• Given exercise
Check every line below for the word "Unified" and copy each one that has it.

• Items from a dataset
———

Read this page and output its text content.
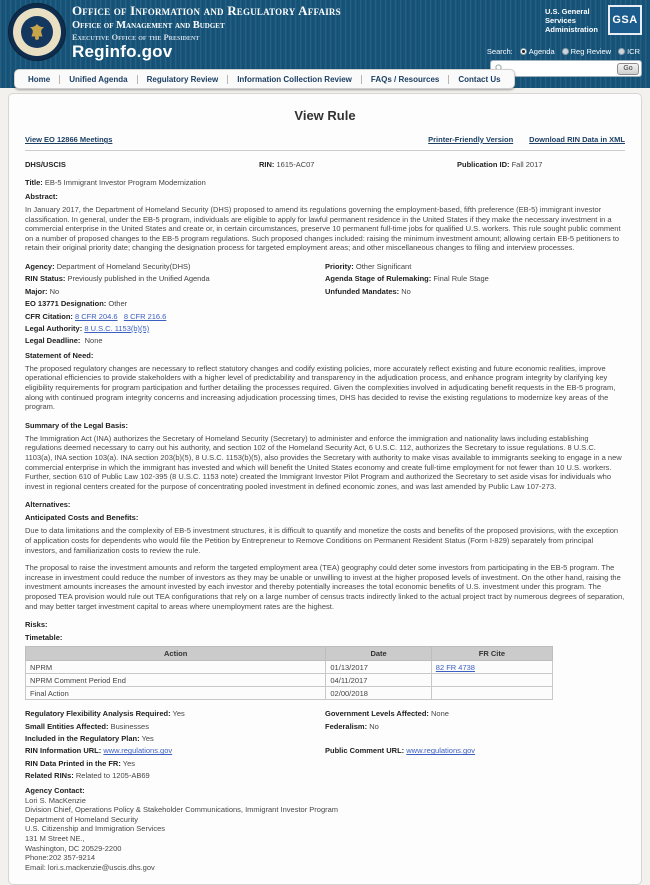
Office of Information and Regulatory Affairs
Office of Management and Budget
Executive Office of the President
Reginfo.gov
U.S. General Services Administration
GSA
Search:	Agenda	Reg Review	ICR
Go
Home	Unified Agenda	Regulatory Review	Information Collection Review	FAQs / Resources	Contact Us
View Rule
View EO 12866 Meetings	Printer-Friendly Version Download RIN Data in XML
DHS/USCIS	RIN: 1615-AC07	Publication ID: Fall 2017
Title: EB-5 Immigrant Investor Program Modernization
Abstract:

In January 2017, the Department of Homeland Security (DHS) proposed to amend its regulations governing the employment-based, fifth preference (EB-5) immigrant investor classification. In general, under the EB-5 program, individuals are eligible to apply for lawful permanent residence in the United States if they make the necessary investment in a commercial enterprise in the United States and create or, in certain circumstances, preserve 10 permanent full-time jobs for qualified U.S. workers. This rule sought public comment on a number of proposed changes to the EB-5 program regulations. Such proposed changes included: raising the minimum investment amount; allowing certain EB-5 petitioners to retain their original priority date; changing the designation process for targeted employment areas; and other miscellaneous changes to filing and interview processes.

Agency: Department of Homeland Security(DHS)
RIN Status: Previously published in the Unified Agenda
Major: No
EO 13771 Designation: Other
CFR Citation: 8 CFR 204.6 8 CFR 216.6
Legal Authority: 8 U.S.C. 1153(b)(5)
Legal Deadline: None
Priority: Other Significant
Agenda Stage of Rulemaking: Final Rule Stage
Unfunded Mandates: No
Statement of Need:

The proposed regulatory changes are necessary to reflect statutory changes and codify existing policies, more accurately reflect existing and future economic realities, improve operational efficiencies to provide stakeholders with a higher level of predictability and transparency in the adjudication process, and enhance program integrity by clarifying key eligibility requirements for program participation and further detailing the processes required. Given the complexities involved in adjudicating benefit requests in the EB-5 program, along with continued program integrity concerns and increasing adjudication processing times, DHS has decided to revise the existing regulations to modernize key areas of the program.

Summary of the Legal Basis:

The Immigration Act (INA) authorizes the Secretary of Homeland Security (Secretary) to administer and enforce the immigration and nationality laws including establishing regulations deemed necessary to carry out his authority, and section 102 of the Homeland Security Act, 6 U.S.C. 112, authorizes the Secretary to issue regulations. 8 U.S.C. 1103(a), INA section 103(a). INA section 203(b)(5), 8 U.S.C. 1153(b)(5), also provides the Secretary with authority to make visas available to immigrants seeking to engage in a new commercial enterprise in which the immigrant has invested and which will benefit the United States economy and create full-time employment for not fewer than 10 U.S. workers. Further, section 610 of Public Law 102-395 (8 U.S.C. 1153 note) created the Immigrant Investor Pilot Program and authorized the Secretary to set aside visas for individuals who invest in regional centers created for the purpose of concentrating pooled investment in defined economic zones, and was last amended by Public Law 107-273.

Alternatives:
Anticipated Costs and Benefits:

Due to data limitations and the complexity of EB-5 investment structures, it is difficult to quantify and monetize the costs and benefits of the proposed provisions, with the exception of application costs for dependents who would file the Petition by Entrepreneur to Remove Conditions on Permanent Resident Status (Form I-829) separately from principal investors, and familiarization costs to review the rule.

The proposal to raise the investment amounts and reform the targeted employment area (TEA) geography could deter some investors from participating in the EB-5 program. The increase in investment could reduce the number of investors as they may be unable or unwilling to invest at the higher proposed levels of investment. On the other hand, raising the investment amounts increases the amount invested by each investor and thereby potentially increases the total economic benefits of U.S. investment under this program. The proposed TEA provision would rule out TEA configurations that rely on a large number of census tracts indirectly linked to the actual project tract by numerous degrees of separation, and may better target investment capital to areas where unemployment rates are the highest.

Risks:
Timetable:
Action	Date	FR Cite
NPRM	01/13/2017	82 FR 4738
NPRM Comment Period End	04/11/2017	
Final Action	02/00/2018	
Regulatory Flexibility Analysis Required: Yes
Small Entities Affected: Businesses
Included in the Regulatory Plan: Yes
RIN Information URL: www.regulations.gov
RIN Data Printed in the FR: Yes
Related RINs: Related to 1205-AB69
Government Levels Affected: None
Federalism: No

Public Comment URL: www.regulations.gov
Agency Contact:
Lori S. MacKenzie
Division Chief, Operations Policy & Stakeholder Communications, Immigrant Investor Program
Department of Homeland Security
U.S. Citizenship and Immigration Services
131 M Street NE.,
Washington, DC 20529-2200
Phone:202 357-9214
Email: lori.s.mackenzie@uscis.dhs.gov
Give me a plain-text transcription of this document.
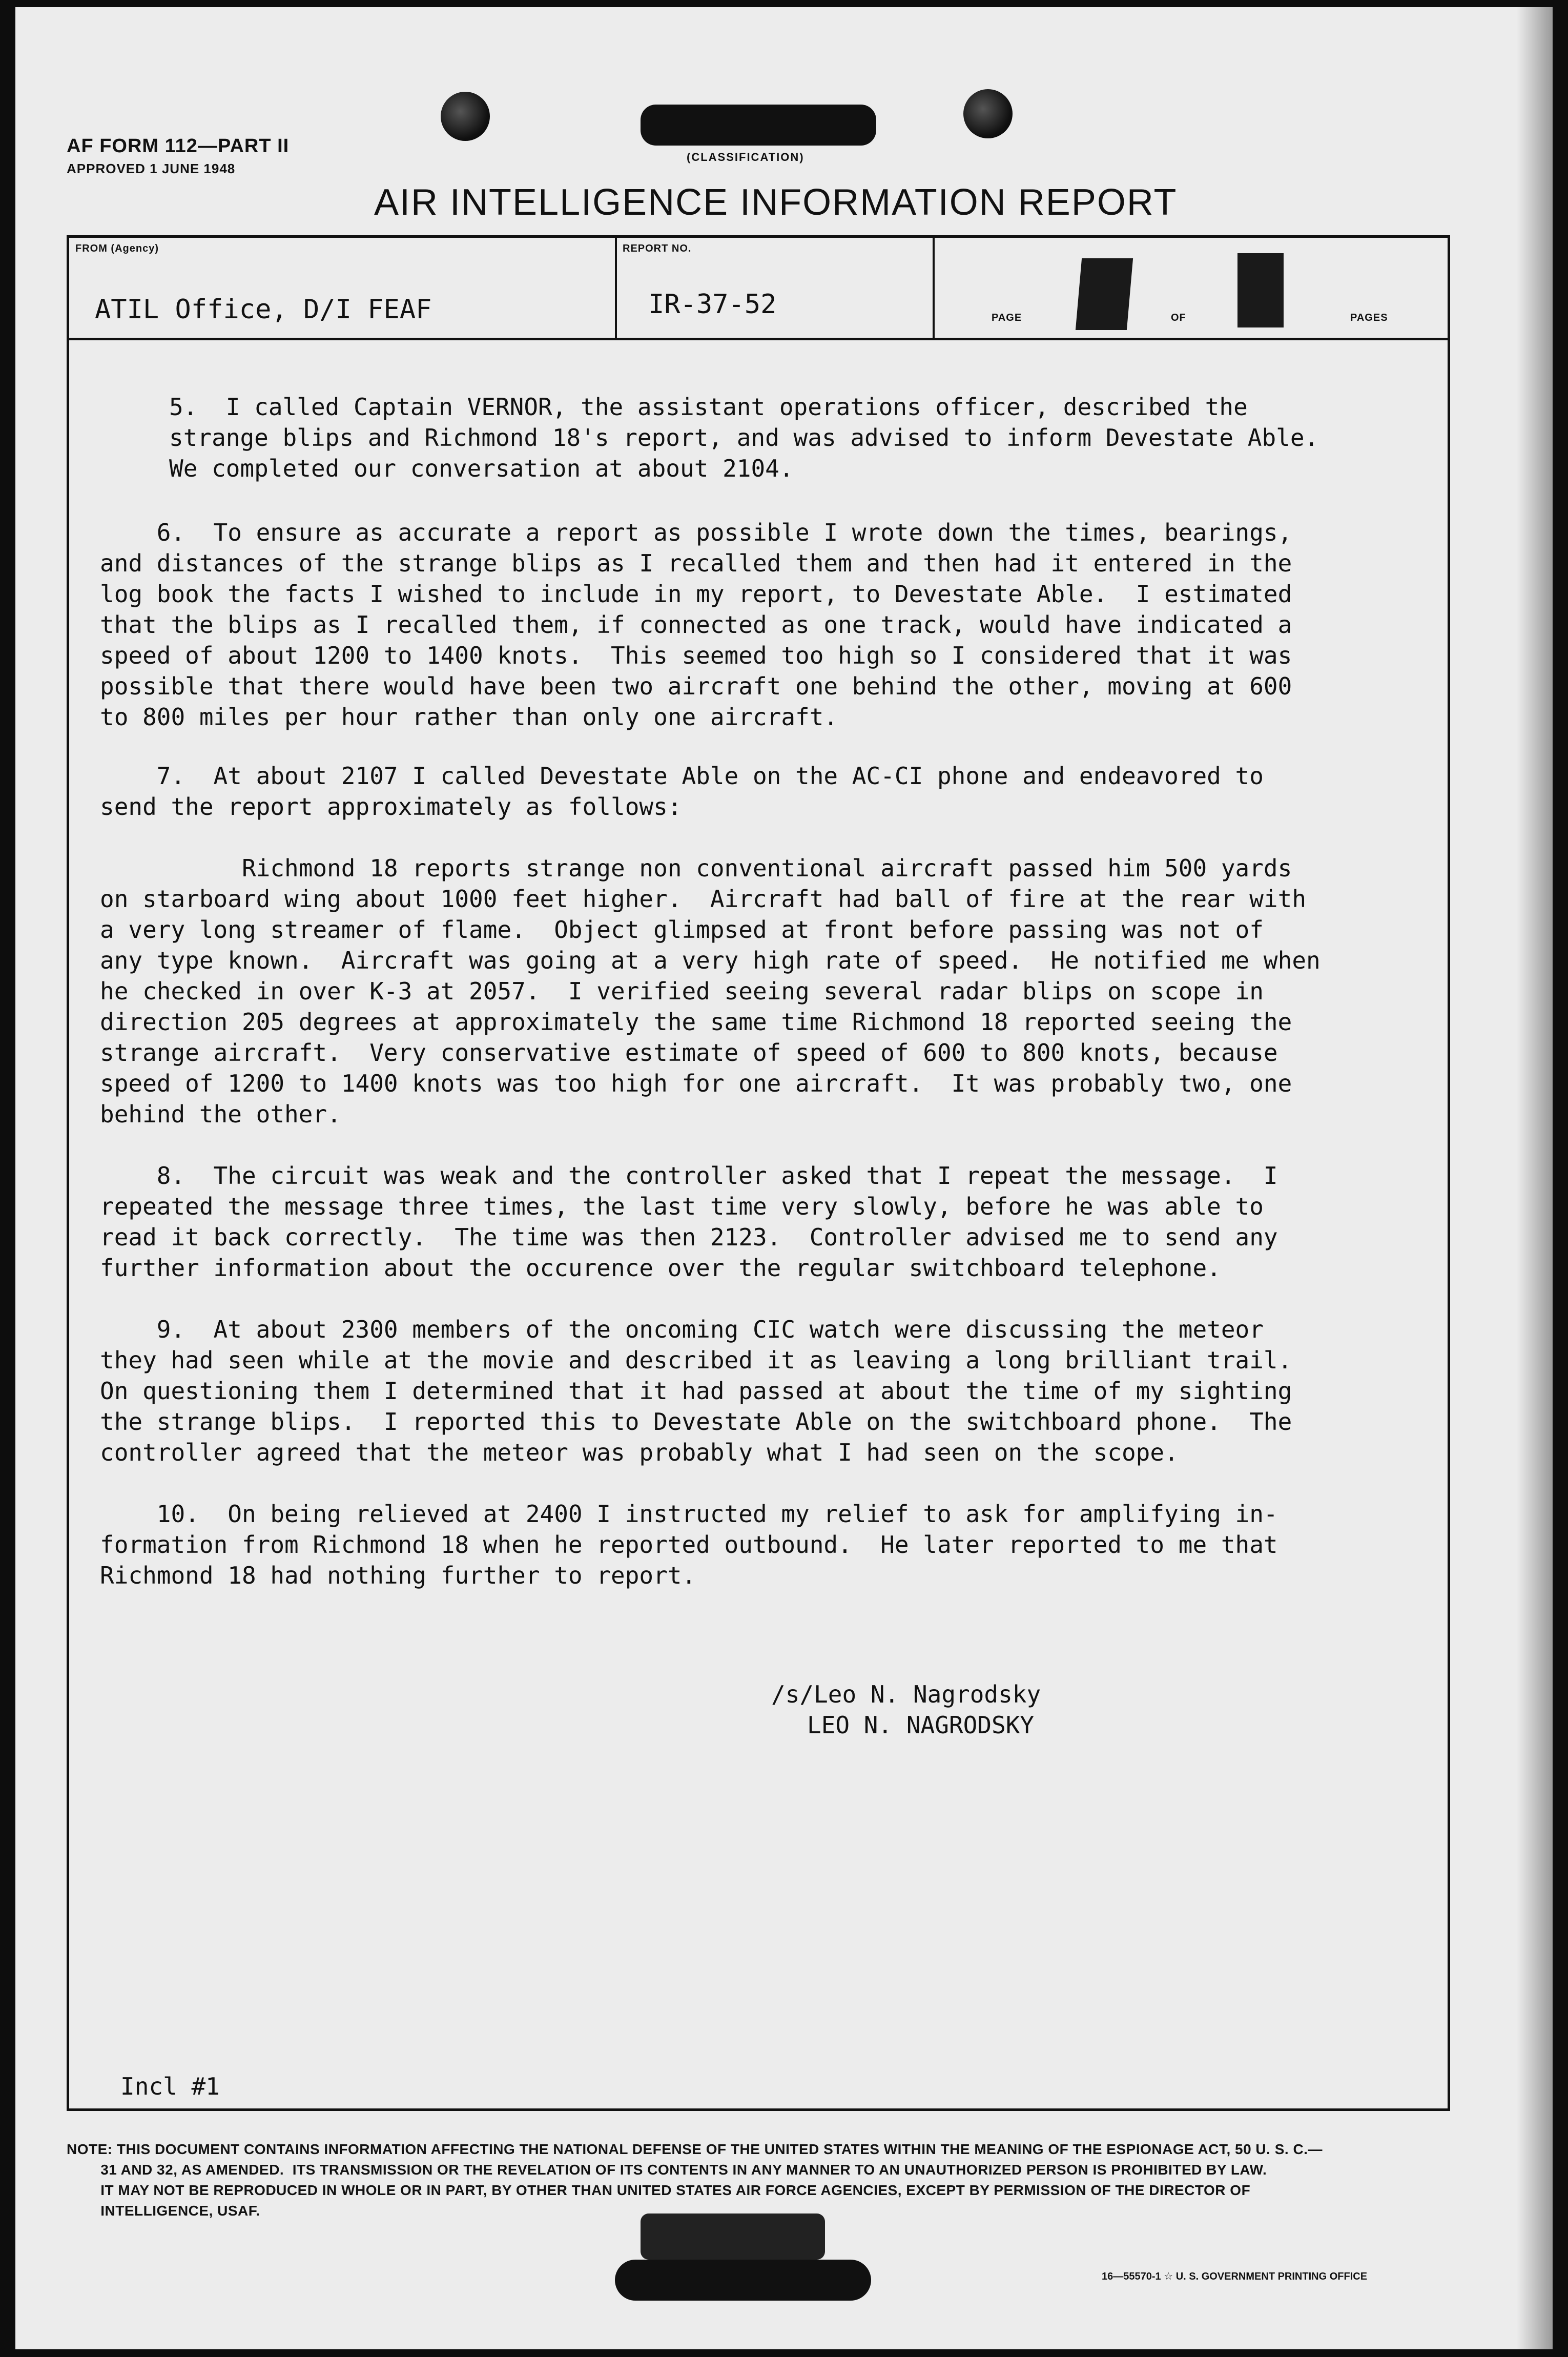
AF FORM 112—PART II
APPROVED 1 JUNE 1948
(CLASSIFICATION)
AIR INTELLIGENCE INFORMATION REPORT
FROM (Agency)
ATIL Office, D/I FEAF
REPORT NO.
IR-37-52	PAGE	OF	PAGES
5.  I called Captain VERNOR, the assistant operations officer, described the
strange blips and Richmond 18's report, and was advised to inform Devestate Able.
We completed our conversation at about 2104.
6.  To ensure as accurate a report as possible I wrote down the times, bearings,
and distances of the strange blips as I recalled them and then had it entered in the
log book the facts I wished to include in my report, to Devestate Able.  I estimated
that the blips as I recalled them, if connected as one track, would have indicated a
speed of about 1200 to 1400 knots.  This seemed too high so I considered that it was
possible that there would have been two aircraft one behind the other, moving at 600
to 800 miles per hour rather than only one aircraft.
7.  At about 2107 I called Devestate Able on the AC-CI phone and endeavored to
send the report approximately as follows:
Richmond 18 reports strange non conventional aircraft passed him 500 yards
on starboard wing about 1000 feet higher.  Aircraft had ball of fire at the rear with
a very long streamer of flame.  Object glimpsed at front before passing was not of
any type known.  Aircraft was going at a very high rate of speed.  He notified me when
he checked in over K-3 at 2057.  I verified seeing several radar blips on scope in
direction 205 degrees at approximately the same time Richmond 18 reported seeing the
strange aircraft.  Very conservative estimate of speed of 600 to 800 knots, because
speed of 1200 to 1400 knots was too high for one aircraft.  It was probably two, one
behind the other.
8.  The circuit was weak and the controller asked that I repeat the message.  I
repeated the message three times, the last time very slowly, before he was able to
read it back correctly.  The time was then 2123.  Controller advised me to send any
further information about the occurence over the regular switchboard telephone.
9.  At about 2300 members of the oncoming CIC watch were discussing the meteor
they had seen while at the movie and described it as leaving a long brilliant trail.
On questioning them I determined that it had passed at about the time of my sighting
the strange blips.  I reported this to Devestate Able on the switchboard phone.  The
controller agreed that the meteor was probably what I had seen on the scope.
10.  On being relieved at 2400 I instructed my relief to ask for amplifying in-
formation from Richmond 18 when he reported outbound.  He later reported to me that
Richmond 18 had nothing further to report.
/s/Leo N. Nagrodsky
LEO N. NAGRODSKY
Incl #1
NOTE: THIS DOCUMENT CONTAINS INFORMATION AFFECTING THE NATIONAL DEFENSE OF THE UNITED STATES WITHIN THE MEANING OF THE ESPIONAGE ACT, 50 U. S. C.—
31 AND 32, AS AMENDED.  ITS TRANSMISSION OR THE REVELATION OF ITS CONTENTS IN ANY MANNER TO AN UNAUTHORIZED PERSON IS PROHIBITED BY LAW.
IT MAY NOT BE REPRODUCED IN WHOLE OR IN PART, BY OTHER THAN UNITED STATES AIR FORCE AGENCIES, EXCEPT BY PERMISSION OF THE DIRECTOR OF
INTELLIGENCE, USAF.
16—55570-1 ☆ U. S. GOVERNMENT PRINTING OFFICE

———

• Result of this task
Home	Unified Agenda	Regulatory Review	Information Collection Review	FAQs / Resources	Contact Us
RIN Status: Previously published in the Unified Agenda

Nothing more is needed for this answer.